Description of the task:
Return the entries verbatim and drop every picture.

Records supplied:
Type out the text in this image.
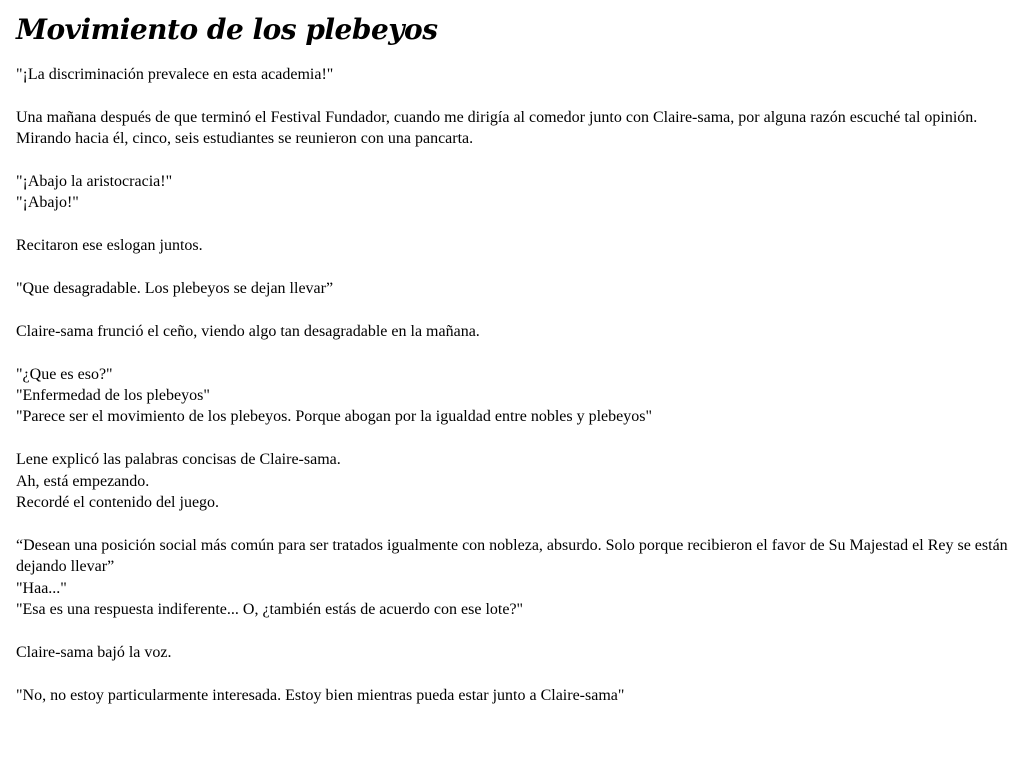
Movimiento de los plebeyos

"¡La discriminación prevalece en esta academia!"

Una mañana después de que terminó el Festival Fundador, cuando me dirigía al comedor junto con Claire-sama, por alguna razón escuché tal opinión.

Mirando hacia él, cinco, seis estudiantes se reunieron con una pancarta.

"¡Abajo la aristocracia!"

"¡Abajo!"

Recitaron ese eslogan juntos.

"Que desagradable. Los plebeyos se dejan llevar”

Claire-sama frunció el ceño, viendo algo tan desagradable en la mañana.

"¿Que es eso?"

"Enfermedad de los plebeyos"

"Parece ser el movimiento de los plebeyos. Porque abogan por la igualdad entre nobles y plebeyos"

Lene explicó las palabras concisas de Claire-sama.

Ah, está empezando.

Recordé el contenido del juego.

“Desean una posición social más común para ser tratados igualmente con nobleza, absurdo. Solo porque recibieron el favor de Su Majestad el Rey se están dejando llevar”

"Haa..."

"Esa es una respuesta indiferente... O, ¿también estás de acuerdo con ese lote?"

Claire-sama bajó la voz.

"No, no estoy particularmente interesada. Estoy bien mientras pueda estar junto a Claire-sama"
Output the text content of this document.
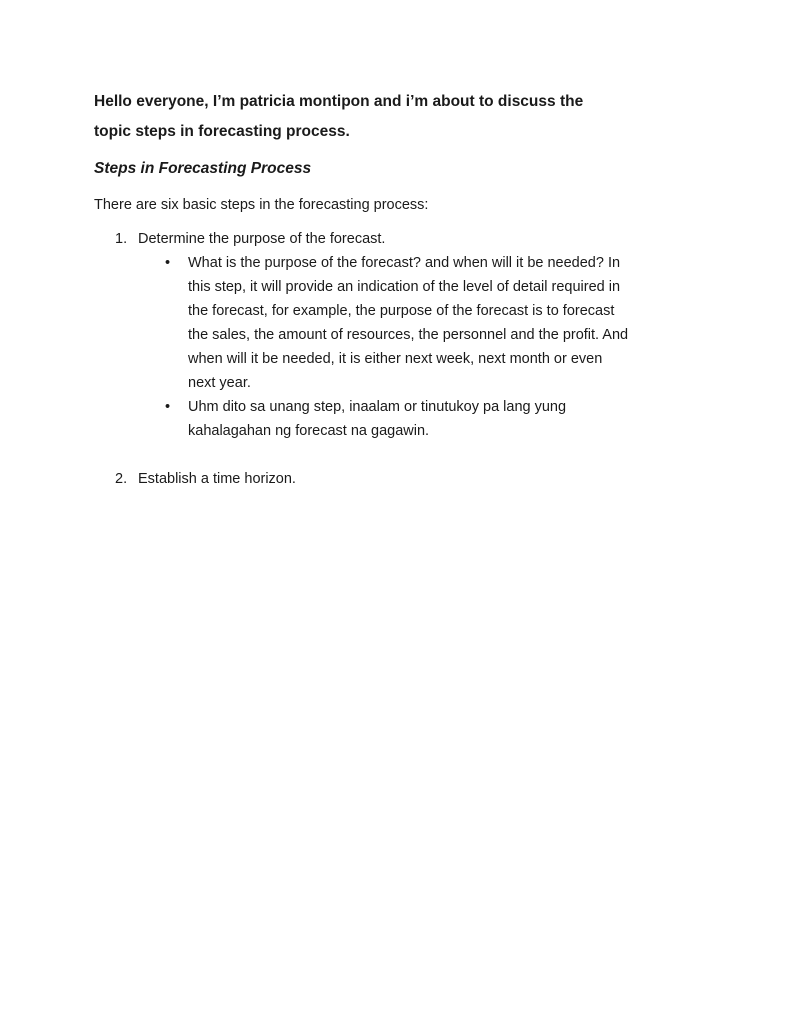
Hello everyone, I’m patricia montipon and i’m about to discuss the
topic steps in forecasting process.

Steps in Forecasting Process

There are six basic steps in the forecasting process:

1. Determine the purpose of the forecast.
•	What is the purpose of the forecast? and when will it be needed? In
this step, it will provide an indication of the level of detail required in
the forecast, for example, the purpose of the forecast is to forecast
the sales, the amount of resources, the personnel and the profit. And
when will it be needed, it is either next week, next month or even
next year.
•	Uhm dito sa unang step, inaalam or tinutukoy pa lang yung
kahalagahan ng forecast na gagawin.
2. Establish a time horizon.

Reply to the task:
Type out the text in this image.
Movimiento de los plebeyos

"¡La discriminación prevalece en esta academia!"

Una mañana después de que terminó el Festival Fundador, cuando me dirigía al comedor junto con Claire-sama, por alguna razón escuché tal opinión.

Mirando hacia él, cinco, seis estudiantes se reunieron con una pancarta.

"¡Abajo la aristocracia!"

"¡Abajo!"

Recitaron ese eslogan juntos.

"Que desagradable. Los plebeyos se dejan llevar”

Claire-sama frunció el ceño, viendo algo tan desagradable en la mañana.

"¿Que es eso?"

"Enfermedad de los plebeyos"

"Parece ser el movimiento de los plebeyos. Porque abogan por la igualdad entre nobles y plebeyos"

Lene explicó las palabras concisas de Claire-sama.

Ah, está empezando.

Recordé el contenido del juego.

“Desean una posición social más común para ser tratados igualmente con nobleza, absurdo. Solo porque recibieron el favor de Su Majestad el Rey se están dejando llevar”

"Haa..."

"Esa es una respuesta indiferente... O, ¿también estás de acuerdo con ese lote?"

Claire-sama bajó la voz.

"No, no estoy particularmente interesada. Estoy bien mientras pueda estar junto a Claire-sama"
Output the text content of this document.
Hello everyone, I’m patricia montipon and i’m about to discuss the
topic steps in forecasting process.

Steps in Forecasting Process

There are six basic steps in the forecasting process:

1. Determine the purpose of the forecast.
•	What is the purpose of the forecast? and when will it be needed? In
this step, it will provide an indication of the level of detail required in
the forecast, for example, the purpose of the forecast is to forecast
the sales, the amount of resources, the personnel and the profit. And
when will it be needed, it is either next week, next month or even
next year.
•	Uhm dito sa unang step, inaalam or tinutukoy pa lang yung
kahalagahan ng forecast na gagawin.
2. Establish a time horizon.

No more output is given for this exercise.